Directions -
Copy out the lines that have "Nord" in them.

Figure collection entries
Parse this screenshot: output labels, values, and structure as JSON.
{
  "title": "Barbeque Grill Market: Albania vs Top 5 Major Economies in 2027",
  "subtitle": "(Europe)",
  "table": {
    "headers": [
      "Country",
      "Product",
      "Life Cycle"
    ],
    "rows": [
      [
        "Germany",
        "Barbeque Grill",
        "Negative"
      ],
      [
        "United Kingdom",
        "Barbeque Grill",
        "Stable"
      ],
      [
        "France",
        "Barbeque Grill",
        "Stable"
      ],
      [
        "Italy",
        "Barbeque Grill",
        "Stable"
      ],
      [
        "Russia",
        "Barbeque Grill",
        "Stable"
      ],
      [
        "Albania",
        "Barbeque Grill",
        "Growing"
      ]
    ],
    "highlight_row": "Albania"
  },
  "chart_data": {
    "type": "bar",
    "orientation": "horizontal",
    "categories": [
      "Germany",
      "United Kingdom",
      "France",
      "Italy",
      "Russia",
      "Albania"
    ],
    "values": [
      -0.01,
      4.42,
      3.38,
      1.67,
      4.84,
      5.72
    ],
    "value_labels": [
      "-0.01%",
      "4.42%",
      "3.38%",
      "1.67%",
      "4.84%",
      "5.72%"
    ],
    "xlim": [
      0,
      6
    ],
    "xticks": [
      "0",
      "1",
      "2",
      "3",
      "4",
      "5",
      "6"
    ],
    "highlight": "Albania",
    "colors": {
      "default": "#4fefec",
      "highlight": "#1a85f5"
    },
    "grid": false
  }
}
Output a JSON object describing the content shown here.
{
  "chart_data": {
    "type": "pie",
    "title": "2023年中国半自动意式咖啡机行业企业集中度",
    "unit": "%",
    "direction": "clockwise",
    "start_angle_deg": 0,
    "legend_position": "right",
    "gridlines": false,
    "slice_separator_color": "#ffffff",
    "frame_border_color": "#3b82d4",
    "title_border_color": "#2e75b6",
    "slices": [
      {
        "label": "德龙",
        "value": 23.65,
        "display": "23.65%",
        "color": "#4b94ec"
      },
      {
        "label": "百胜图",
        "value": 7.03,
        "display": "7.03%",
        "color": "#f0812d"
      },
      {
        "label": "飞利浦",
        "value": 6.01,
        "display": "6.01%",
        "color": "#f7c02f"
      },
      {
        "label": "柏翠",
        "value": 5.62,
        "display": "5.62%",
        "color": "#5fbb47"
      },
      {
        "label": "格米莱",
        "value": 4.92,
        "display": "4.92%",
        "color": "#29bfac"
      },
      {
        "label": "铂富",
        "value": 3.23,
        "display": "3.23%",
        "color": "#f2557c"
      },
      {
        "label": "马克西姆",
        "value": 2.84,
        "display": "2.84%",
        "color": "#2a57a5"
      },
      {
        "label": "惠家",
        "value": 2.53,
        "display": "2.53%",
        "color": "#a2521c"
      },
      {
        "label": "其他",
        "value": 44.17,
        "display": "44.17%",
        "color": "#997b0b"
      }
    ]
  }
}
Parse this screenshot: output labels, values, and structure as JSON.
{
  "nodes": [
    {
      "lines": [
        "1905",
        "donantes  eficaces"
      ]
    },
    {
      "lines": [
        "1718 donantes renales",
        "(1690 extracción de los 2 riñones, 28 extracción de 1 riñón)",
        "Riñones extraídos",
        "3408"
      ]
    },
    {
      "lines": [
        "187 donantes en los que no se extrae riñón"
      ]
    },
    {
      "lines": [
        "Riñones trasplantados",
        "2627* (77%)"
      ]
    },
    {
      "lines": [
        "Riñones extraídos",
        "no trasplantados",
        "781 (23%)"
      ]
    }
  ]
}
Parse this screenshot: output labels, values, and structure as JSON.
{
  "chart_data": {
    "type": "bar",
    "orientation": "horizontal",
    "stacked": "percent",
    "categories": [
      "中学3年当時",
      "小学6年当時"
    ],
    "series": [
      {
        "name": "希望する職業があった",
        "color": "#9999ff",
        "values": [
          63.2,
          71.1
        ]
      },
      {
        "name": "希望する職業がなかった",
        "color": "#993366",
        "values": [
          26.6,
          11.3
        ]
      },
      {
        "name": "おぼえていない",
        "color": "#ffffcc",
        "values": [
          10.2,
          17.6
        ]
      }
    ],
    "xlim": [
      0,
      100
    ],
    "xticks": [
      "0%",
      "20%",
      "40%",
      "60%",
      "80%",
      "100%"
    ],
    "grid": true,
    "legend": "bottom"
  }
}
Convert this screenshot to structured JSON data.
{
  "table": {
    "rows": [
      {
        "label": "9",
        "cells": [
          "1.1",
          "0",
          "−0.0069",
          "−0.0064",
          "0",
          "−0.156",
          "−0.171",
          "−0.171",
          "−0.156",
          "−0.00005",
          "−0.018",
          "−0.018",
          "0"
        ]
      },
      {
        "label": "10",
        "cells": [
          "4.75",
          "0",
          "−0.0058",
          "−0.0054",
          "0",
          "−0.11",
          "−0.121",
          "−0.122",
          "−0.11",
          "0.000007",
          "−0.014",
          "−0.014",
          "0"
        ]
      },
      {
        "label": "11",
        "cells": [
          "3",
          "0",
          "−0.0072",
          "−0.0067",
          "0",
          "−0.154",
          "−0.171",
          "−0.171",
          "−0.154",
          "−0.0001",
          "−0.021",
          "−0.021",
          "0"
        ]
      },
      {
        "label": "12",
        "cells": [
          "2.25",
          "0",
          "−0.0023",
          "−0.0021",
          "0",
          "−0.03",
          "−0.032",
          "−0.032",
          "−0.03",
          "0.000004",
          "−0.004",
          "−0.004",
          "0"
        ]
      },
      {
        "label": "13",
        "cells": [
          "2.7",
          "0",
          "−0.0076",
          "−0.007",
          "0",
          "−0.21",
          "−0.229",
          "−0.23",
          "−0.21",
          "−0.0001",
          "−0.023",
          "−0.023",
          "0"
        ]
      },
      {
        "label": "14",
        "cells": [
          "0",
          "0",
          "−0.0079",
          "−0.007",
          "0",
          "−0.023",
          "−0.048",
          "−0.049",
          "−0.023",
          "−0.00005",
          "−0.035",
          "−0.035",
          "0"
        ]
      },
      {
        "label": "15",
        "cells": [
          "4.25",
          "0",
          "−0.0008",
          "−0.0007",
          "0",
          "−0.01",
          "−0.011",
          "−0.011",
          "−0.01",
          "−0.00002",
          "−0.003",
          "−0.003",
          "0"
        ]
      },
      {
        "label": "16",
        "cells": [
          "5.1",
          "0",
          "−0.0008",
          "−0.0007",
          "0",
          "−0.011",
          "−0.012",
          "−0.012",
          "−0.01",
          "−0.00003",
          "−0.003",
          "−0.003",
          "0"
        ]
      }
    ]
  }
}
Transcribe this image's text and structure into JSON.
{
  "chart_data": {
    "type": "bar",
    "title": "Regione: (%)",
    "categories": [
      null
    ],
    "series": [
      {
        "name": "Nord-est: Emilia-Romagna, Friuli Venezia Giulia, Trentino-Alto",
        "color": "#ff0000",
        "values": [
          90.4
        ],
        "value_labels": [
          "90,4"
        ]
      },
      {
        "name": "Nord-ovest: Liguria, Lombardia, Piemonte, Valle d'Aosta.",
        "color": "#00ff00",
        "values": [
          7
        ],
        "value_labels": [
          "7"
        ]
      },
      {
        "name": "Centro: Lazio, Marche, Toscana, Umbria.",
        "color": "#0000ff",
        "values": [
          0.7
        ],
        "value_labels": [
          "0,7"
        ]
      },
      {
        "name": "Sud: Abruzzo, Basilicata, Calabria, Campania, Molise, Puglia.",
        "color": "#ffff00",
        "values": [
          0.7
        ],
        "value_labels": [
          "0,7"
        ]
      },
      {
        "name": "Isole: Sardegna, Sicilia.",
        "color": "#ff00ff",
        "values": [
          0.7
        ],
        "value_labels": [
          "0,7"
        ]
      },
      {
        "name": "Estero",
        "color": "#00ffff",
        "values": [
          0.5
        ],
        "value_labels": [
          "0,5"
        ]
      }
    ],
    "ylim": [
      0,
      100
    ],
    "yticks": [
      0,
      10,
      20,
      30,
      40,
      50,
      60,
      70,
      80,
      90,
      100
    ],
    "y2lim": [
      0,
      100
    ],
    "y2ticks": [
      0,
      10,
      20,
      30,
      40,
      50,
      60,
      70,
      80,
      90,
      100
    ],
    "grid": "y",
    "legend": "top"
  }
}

Expected output -
        "name": "Nord-est: Emilia-Romagna, Friuli Venezia Giulia, Trentino-Alto",
        "name": "Nord-ovest: Liguria, Lombardia, Piemonte, Valle d'Aosta.",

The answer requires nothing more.